### What is expected
Provide the count of lines that hold "Then" and no other output.

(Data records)
** Start **
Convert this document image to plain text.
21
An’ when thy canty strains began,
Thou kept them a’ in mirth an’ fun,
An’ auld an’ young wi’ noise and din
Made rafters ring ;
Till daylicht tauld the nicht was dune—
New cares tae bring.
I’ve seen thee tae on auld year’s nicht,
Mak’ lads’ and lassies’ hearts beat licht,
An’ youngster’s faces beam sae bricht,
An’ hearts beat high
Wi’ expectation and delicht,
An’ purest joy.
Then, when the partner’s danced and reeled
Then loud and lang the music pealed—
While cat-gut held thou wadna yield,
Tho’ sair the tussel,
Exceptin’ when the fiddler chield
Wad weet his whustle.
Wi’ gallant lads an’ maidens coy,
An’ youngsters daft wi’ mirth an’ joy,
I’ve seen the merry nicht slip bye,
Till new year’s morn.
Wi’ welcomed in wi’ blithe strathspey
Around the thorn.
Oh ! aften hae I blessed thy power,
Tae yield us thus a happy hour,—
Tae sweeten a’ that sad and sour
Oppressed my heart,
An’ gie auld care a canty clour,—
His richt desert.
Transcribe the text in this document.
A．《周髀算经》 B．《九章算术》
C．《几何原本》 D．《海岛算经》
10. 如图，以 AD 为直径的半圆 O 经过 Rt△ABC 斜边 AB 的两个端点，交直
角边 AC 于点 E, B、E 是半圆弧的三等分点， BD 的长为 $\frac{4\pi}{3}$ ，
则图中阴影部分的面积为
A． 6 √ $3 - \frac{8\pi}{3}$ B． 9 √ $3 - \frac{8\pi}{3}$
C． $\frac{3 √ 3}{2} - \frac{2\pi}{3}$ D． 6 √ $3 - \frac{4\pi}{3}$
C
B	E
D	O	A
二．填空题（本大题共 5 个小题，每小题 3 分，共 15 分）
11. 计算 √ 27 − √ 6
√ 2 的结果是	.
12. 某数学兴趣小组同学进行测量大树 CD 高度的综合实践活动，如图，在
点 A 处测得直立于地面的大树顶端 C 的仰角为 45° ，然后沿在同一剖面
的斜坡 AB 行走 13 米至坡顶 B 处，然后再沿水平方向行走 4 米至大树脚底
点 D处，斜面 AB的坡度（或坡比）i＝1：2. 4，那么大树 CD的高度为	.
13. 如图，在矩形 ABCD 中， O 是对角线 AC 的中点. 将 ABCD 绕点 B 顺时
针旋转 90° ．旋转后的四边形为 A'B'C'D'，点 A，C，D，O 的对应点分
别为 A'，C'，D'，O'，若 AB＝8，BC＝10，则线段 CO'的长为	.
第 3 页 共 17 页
** End **
### Result for this exercise
2